'''

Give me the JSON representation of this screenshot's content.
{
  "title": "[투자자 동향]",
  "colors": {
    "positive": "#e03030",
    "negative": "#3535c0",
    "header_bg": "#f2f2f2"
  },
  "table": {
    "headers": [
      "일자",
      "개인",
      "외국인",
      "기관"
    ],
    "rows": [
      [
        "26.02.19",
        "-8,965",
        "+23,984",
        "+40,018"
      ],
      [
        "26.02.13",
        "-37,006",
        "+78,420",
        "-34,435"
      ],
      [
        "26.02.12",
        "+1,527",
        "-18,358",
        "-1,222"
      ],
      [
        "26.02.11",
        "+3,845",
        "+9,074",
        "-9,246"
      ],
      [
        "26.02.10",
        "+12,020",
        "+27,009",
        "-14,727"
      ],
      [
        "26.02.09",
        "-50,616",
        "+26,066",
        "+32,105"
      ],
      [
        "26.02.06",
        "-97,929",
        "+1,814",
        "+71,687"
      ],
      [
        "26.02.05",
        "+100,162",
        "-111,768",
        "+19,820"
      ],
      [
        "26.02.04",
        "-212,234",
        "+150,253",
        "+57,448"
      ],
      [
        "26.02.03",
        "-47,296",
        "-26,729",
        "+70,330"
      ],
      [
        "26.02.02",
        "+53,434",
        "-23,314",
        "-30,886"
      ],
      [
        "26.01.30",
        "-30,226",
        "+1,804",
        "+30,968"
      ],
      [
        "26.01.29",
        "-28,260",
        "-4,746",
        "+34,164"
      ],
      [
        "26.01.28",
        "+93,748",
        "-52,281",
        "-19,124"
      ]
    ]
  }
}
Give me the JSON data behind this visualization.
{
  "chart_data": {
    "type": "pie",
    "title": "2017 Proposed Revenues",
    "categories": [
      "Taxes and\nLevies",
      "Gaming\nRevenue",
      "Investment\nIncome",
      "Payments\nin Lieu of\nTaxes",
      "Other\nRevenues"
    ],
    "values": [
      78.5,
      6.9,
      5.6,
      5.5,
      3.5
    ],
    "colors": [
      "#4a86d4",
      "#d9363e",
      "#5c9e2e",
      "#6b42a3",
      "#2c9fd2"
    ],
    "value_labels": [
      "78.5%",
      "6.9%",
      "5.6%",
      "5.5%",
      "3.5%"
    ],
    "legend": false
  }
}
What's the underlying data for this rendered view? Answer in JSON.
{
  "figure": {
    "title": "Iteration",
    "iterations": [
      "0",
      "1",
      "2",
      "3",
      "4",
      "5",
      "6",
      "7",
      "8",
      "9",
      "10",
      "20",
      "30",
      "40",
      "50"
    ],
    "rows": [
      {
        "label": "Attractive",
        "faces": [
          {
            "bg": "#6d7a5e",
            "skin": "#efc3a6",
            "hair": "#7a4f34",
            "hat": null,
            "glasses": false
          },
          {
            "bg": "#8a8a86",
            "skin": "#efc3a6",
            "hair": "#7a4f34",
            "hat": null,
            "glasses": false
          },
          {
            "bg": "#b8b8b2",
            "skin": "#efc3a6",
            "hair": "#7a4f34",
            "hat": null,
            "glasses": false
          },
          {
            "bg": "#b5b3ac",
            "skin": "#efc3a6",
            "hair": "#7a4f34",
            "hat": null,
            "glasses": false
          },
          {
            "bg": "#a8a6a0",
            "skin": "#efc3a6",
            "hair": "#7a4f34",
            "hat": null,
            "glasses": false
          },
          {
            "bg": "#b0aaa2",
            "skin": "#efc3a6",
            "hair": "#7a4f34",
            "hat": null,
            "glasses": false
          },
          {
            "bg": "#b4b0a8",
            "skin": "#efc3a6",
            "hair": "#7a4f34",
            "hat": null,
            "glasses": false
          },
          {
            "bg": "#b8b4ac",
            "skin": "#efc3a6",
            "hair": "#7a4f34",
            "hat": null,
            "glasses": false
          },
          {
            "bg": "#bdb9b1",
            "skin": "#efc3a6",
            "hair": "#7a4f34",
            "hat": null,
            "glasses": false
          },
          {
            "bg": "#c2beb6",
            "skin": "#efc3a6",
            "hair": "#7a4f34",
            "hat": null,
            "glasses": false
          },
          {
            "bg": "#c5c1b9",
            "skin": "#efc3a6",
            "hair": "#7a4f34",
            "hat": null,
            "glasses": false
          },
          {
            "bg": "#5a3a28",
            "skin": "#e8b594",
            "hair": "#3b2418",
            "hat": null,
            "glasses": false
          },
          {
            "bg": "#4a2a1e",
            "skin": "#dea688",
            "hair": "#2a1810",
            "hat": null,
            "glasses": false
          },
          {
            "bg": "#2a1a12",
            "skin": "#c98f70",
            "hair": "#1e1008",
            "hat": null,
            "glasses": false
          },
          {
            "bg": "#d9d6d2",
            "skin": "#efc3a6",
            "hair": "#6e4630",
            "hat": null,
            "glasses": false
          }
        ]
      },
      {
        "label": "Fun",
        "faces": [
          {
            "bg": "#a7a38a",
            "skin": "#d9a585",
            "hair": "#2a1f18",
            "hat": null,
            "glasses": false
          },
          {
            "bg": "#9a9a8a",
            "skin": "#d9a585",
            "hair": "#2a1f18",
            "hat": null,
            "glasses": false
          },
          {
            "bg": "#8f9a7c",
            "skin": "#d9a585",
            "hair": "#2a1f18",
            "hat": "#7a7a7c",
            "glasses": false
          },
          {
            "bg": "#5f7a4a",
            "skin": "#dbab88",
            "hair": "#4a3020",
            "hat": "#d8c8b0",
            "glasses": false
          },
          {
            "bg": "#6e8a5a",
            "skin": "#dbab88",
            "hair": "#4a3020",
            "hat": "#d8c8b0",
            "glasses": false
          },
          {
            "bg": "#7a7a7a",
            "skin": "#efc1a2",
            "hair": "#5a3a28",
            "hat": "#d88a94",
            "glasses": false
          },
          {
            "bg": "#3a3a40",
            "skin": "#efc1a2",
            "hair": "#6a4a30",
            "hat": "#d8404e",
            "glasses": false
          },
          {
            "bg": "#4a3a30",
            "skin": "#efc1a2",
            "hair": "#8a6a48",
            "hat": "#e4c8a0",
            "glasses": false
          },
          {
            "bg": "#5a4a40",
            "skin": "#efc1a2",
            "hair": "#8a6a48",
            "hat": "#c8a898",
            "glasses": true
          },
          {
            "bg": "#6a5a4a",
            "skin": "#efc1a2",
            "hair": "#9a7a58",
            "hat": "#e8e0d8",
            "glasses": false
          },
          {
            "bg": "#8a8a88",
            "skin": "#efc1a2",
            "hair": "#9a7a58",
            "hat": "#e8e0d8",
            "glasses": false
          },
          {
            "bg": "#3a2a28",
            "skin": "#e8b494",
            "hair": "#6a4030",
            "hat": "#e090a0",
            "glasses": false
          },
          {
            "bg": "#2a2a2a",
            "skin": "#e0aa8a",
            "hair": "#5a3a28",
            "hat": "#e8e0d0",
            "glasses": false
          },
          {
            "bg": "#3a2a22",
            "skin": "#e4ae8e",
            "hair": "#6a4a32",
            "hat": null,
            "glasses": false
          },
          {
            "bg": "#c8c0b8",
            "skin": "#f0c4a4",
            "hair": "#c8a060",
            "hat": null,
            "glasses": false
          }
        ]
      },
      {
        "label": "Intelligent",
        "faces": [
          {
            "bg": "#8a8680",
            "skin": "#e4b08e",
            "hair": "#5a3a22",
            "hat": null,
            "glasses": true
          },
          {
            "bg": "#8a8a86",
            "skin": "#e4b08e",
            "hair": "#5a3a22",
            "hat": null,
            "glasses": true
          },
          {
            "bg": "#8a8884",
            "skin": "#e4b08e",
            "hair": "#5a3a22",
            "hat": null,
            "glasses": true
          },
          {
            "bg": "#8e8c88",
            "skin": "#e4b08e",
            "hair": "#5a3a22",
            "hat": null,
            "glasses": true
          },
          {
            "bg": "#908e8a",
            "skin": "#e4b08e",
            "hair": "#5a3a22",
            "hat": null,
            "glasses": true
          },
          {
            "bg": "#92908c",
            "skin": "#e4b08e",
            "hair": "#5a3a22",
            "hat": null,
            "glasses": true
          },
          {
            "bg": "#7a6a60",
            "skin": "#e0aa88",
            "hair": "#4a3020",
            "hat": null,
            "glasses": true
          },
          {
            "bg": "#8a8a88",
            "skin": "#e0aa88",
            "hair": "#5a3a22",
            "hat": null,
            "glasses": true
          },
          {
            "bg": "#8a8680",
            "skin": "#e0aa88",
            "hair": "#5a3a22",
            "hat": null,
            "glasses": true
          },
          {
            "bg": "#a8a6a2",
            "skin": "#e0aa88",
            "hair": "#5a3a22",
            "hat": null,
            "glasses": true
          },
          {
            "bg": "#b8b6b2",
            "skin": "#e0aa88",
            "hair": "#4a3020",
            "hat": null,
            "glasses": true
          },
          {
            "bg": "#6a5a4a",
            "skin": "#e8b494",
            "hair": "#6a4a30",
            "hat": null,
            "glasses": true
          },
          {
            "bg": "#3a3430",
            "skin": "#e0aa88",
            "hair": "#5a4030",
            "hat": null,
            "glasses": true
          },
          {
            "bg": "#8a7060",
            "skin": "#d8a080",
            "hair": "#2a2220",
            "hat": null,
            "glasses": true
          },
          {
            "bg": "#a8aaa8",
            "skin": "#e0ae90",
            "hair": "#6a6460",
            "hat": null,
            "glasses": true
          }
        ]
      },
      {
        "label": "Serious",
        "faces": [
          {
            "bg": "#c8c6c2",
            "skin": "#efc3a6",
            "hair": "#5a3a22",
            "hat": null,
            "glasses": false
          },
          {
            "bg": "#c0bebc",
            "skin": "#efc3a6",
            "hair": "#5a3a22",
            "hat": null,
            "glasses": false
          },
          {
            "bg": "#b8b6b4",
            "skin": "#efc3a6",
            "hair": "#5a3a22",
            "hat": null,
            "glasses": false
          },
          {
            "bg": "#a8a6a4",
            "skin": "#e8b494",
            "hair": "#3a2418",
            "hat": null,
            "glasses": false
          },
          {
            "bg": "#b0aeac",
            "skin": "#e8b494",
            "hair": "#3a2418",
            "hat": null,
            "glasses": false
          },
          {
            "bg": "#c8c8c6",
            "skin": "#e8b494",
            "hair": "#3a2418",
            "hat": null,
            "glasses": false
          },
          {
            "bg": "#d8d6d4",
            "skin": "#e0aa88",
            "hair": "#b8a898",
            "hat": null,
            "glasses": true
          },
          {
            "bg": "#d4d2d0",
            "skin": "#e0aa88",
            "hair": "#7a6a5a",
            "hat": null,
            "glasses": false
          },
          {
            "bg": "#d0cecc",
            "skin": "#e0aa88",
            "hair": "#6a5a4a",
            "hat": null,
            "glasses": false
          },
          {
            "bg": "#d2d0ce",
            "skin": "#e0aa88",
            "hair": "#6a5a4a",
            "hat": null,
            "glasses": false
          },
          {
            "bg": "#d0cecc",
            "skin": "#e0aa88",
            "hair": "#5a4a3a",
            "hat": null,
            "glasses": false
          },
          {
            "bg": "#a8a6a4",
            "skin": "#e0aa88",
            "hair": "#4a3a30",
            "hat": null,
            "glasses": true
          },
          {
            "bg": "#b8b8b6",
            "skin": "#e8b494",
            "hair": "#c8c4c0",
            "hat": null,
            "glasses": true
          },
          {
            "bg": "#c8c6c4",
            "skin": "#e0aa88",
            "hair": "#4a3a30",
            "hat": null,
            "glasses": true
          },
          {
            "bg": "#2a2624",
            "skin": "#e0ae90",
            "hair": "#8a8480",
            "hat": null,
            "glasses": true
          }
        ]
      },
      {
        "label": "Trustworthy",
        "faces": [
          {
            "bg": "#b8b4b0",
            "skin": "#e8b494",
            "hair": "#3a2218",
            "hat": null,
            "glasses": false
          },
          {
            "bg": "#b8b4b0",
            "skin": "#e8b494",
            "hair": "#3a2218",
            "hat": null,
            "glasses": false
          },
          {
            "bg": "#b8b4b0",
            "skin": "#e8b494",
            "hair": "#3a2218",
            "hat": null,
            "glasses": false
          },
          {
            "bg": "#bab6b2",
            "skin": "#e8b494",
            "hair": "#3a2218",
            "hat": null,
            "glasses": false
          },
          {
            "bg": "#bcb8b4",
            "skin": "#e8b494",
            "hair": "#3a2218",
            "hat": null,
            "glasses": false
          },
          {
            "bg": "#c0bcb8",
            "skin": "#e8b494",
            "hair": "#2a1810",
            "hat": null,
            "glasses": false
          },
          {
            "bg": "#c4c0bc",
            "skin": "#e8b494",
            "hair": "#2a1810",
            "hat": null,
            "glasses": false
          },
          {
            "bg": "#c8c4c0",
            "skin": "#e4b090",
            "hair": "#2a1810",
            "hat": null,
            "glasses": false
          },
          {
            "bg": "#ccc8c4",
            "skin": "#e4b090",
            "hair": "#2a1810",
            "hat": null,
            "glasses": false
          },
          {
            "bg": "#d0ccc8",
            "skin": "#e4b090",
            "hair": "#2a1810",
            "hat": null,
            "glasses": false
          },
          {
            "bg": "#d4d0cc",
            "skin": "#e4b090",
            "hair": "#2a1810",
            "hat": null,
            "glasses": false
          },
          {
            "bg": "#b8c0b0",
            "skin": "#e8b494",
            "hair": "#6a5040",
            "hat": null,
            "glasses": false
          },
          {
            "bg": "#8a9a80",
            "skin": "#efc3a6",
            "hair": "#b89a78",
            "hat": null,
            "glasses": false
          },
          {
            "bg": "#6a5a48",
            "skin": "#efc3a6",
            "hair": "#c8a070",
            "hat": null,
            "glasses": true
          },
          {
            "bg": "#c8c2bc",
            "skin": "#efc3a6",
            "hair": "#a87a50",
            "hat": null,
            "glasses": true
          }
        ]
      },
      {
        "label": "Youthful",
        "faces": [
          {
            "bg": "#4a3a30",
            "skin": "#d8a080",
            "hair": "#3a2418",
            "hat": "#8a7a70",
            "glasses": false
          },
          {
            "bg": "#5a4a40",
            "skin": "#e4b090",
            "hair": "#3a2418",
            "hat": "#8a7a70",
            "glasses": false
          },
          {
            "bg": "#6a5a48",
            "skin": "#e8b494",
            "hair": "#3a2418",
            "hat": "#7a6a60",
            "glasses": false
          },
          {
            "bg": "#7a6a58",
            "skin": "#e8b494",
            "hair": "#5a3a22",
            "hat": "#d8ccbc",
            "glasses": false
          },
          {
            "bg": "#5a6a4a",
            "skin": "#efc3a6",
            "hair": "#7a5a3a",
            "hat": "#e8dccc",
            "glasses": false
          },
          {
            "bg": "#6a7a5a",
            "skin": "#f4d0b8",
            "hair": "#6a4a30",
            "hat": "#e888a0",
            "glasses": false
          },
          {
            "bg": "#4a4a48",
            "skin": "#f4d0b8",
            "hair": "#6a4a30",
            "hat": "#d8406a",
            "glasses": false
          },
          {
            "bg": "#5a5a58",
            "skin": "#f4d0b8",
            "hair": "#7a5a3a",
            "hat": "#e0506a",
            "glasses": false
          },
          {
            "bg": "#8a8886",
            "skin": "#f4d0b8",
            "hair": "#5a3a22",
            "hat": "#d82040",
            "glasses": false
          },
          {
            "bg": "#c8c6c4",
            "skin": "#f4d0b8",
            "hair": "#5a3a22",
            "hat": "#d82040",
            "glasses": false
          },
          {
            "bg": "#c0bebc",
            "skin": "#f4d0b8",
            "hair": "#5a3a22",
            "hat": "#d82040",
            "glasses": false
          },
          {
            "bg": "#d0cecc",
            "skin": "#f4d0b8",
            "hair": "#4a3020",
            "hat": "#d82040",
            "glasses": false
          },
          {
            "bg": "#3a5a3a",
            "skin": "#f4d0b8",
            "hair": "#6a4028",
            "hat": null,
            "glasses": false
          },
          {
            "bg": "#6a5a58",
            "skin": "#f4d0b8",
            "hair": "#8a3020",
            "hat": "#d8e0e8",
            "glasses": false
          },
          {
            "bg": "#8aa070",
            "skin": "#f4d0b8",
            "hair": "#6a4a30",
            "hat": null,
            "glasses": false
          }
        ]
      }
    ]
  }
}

'''

→ Written task: Which lines in the records above contain the string "this"? Copy each one.

→ Written reply:
Give me the JSON representation of this screenshot's content.
Give me the JSON data behind this visualization.
What's the underlying data for this rendered view? Answer in JSON.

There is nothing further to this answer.